## Goal of the exercise:
Copy the data that follows, character for character, minus the pictures.

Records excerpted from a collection
==========
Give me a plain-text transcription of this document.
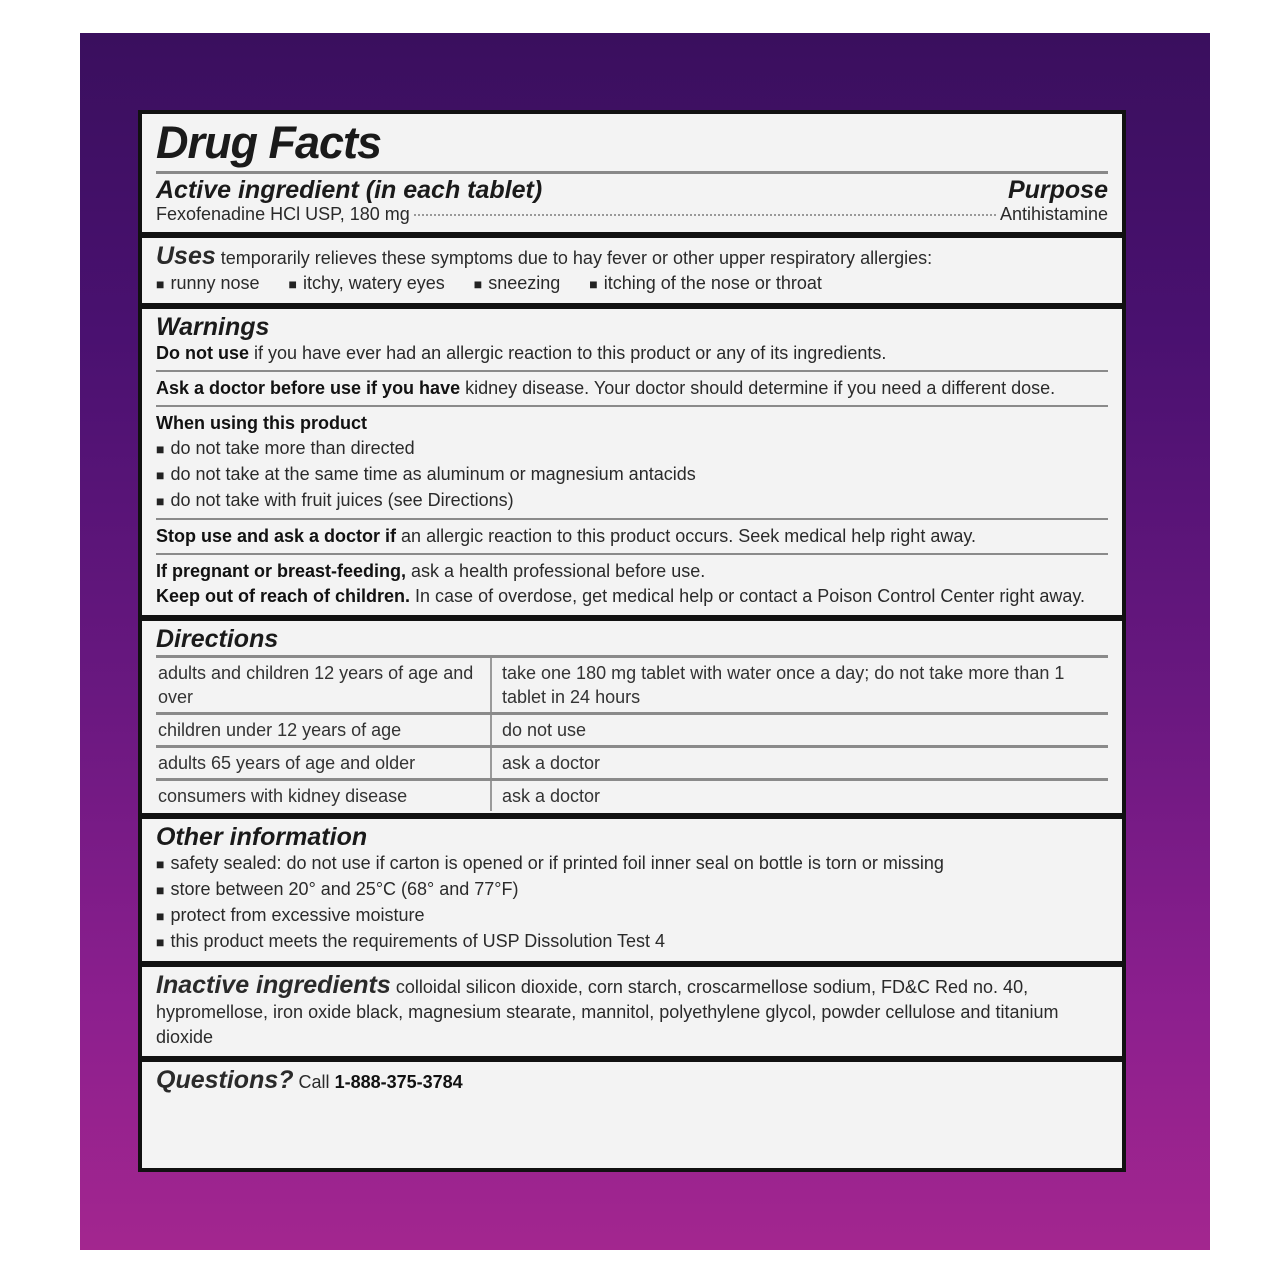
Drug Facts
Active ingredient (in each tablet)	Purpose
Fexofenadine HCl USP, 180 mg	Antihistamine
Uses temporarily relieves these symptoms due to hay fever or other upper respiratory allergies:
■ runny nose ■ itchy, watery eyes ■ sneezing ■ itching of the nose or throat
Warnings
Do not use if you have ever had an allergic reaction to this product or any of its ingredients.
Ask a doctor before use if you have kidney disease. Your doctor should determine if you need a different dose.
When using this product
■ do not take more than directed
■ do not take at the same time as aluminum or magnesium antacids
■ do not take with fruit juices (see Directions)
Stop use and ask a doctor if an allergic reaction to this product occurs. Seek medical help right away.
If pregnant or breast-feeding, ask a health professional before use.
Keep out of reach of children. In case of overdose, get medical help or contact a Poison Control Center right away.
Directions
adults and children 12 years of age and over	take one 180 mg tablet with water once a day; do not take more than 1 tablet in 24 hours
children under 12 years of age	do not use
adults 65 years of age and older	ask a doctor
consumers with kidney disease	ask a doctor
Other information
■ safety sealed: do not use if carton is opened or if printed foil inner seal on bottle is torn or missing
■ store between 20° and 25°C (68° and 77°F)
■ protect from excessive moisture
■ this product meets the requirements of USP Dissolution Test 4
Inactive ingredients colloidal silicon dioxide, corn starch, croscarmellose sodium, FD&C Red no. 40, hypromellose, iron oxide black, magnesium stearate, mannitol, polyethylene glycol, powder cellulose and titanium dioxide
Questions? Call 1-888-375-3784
==========
## Task result:
Give me a plain-text transcription of this document.
Drug Facts
Active ingredient (in each tablet)	Purpose
Fexofenadine HCl USP, 180 mg	Antihistamine
Uses temporarily relieves these symptoms due to hay fever or other upper respiratory allergies:
■ runny nose ■ itchy, watery eyes ■ sneezing ■ itching of the nose or throat
Warnings
Do not use if you have ever had an allergic reaction to this product or any of its ingredients.
Ask a doctor before use if you have kidney disease. Your doctor should determine if you need a different dose.
When using this product
■ do not take more than directed
■ do not take at the same time as aluminum or magnesium antacids
■ do not take with fruit juices (see Directions)
Stop use and ask a doctor if an allergic reaction to this product occurs. Seek medical help right away.
If pregnant or breast-feeding, ask a health professional before use.
Keep out of reach of children. In case of overdose, get medical help or contact a Poison Control Center right away.
Directions
adults and children 12 years of age and over	take one 180 mg tablet with water once a day; do not take more than 1 tablet in 24 hours
children under 12 years of age	do not use
adults 65 years of age and older	ask a doctor
consumers with kidney disease	ask a doctor
Other information
■ safety sealed: do not use if carton is opened or if printed foil inner seal on bottle is torn or missing
■ store between 20° and 25°C (68° and 77°F)
■ protect from excessive moisture
■ this product meets the requirements of USP Dissolution Test 4
Inactive ingredients colloidal silicon dioxide, corn starch, croscarmellose sodium, FD&C Red no. 40, hypromellose, iron oxide black, magnesium stearate, mannitol, polyethylene glycol, powder cellulose and titanium dioxide
Questions? Call 1-888-375-3784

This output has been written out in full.